PROBLEM TO WORK ON: Edit the lines below so that each "UI" becomes "interface", with everything else unchanged, and omit the pictures from your version.

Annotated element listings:
+ + + + + + +

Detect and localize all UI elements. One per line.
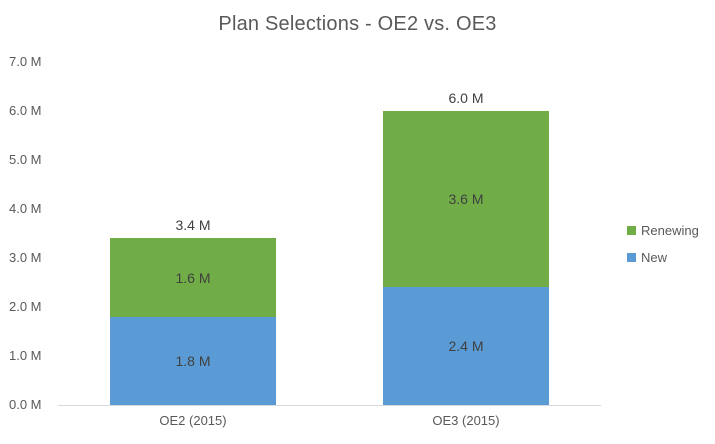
y-axis-tick-label: 7.0 M — [9, 54, 42, 69]
legend-item-renewing: Renewing — [627, 222, 699, 239]
y-axis-tick-label: 6.0 M — [9, 103, 42, 118]
total-label: 6.0 M — [448, 90, 484, 106]
x-axis-category-label: OE3 (2015) — [432, 413, 500, 428]
y-axis-tick-label: 1.0 M — [9, 348, 42, 363]
legend-swatch-icon — [627, 253, 636, 262]
bar-segment-renewing: 1.6 M — [110, 238, 276, 317]
data-label: 2.4 M — [448, 338, 484, 355]
x-axis-category-label: OE2 (2015) — [159, 413, 227, 428]
legend-item-new: New — [627, 249, 699, 266]
legend-swatch-icon — [627, 226, 636, 235]
bar-segment-renewing: 3.6 M — [383, 111, 549, 288]
data-label: 1.6 M — [175, 269, 211, 286]
data-label: 1.8 M — [175, 352, 211, 369]
data-label: 3.6 M — [448, 191, 484, 208]
chart-title: Plan Selections - OE2 vs. OE3 — [218, 13, 497, 35]
y-axis-tick-label: 3.0 M — [9, 250, 42, 265]
y-axis-tick-label: 0.0 M — [9, 397, 42, 412]
x-axis-line — [58, 405, 601, 406]
y-axis-tick-label: 2.0 M — [9, 299, 42, 314]
total-label: 3.4 M — [175, 217, 211, 234]
y-axis-tick-label: 5.0 M — [9, 152, 42, 167]
y-axis-tick-label: 4.0 M — [9, 201, 42, 216]
legend: Renewing New — [627, 222, 699, 276]
legend-label: Renewing — [641, 223, 699, 238]
legend-label: New — [641, 250, 668, 265]
bar-segment-new: 1.8 M — [110, 316, 276, 405]
bar-segment-new: 2.4 M — [383, 287, 549, 405]
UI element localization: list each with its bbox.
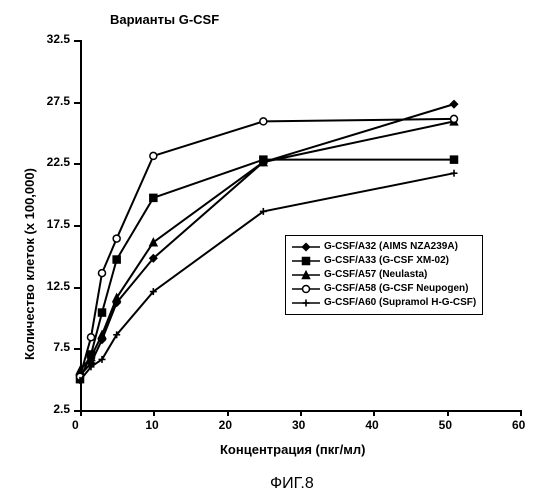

+ + + + + + +

EXERCISE ANSWER:
Detect and localize all interface elements. One per line.
y-axis-tick-label: 7.0 M — [9, 54, 42, 69]
legend-item-renewing: Renewing — [627, 222, 699, 239]
y-axis-tick-label: 6.0 M — [9, 103, 42, 118]
total-label: 6.0 M — [448, 90, 484, 106]
x-axis-category-label: OE3 (2015) — [432, 413, 500, 428]
y-axis-tick-label: 1.0 M — [9, 348, 42, 363]
legend-swatch-icon — [627, 253, 636, 262]
bar-segment-renewing: 1.6 M — [110, 238, 276, 317]
data-label: 2.4 M — [448, 338, 484, 355]
x-axis-category-label: OE2 (2015) — [159, 413, 227, 428]
legend-item-new: New — [627, 249, 699, 266]
legend-swatch-icon — [627, 226, 636, 235]
bar-segment-renewing: 3.6 M — [383, 111, 549, 288]
data-label: 1.6 M — [175, 269, 211, 286]
data-label: 1.8 M — [175, 352, 211, 369]
data-label: 3.6 M — [448, 191, 484, 208]
chart-title: Plan Selections - OE2 vs. OE3 — [218, 13, 497, 35]
y-axis-tick-label: 3.0 M — [9, 250, 42, 265]
y-axis-tick-label: 0.0 M — [9, 397, 42, 412]
x-axis-line — [58, 405, 601, 406]
y-axis-tick-label: 2.0 M — [9, 299, 42, 314]
total-label: 3.4 M — [175, 217, 211, 234]
y-axis-tick-label: 5.0 M — [9, 152, 42, 167]
y-axis-tick-label: 4.0 M — [9, 201, 42, 216]
legend: Renewing New — [627, 222, 699, 276]
legend-label: Renewing — [641, 223, 699, 238]
legend-label: New — [641, 250, 668, 265]
bar-segment-new: 1.8 M — [110, 316, 276, 405]
bar-segment-new: 2.4 M — [383, 287, 549, 405]
interface element localization: list each with its bbox.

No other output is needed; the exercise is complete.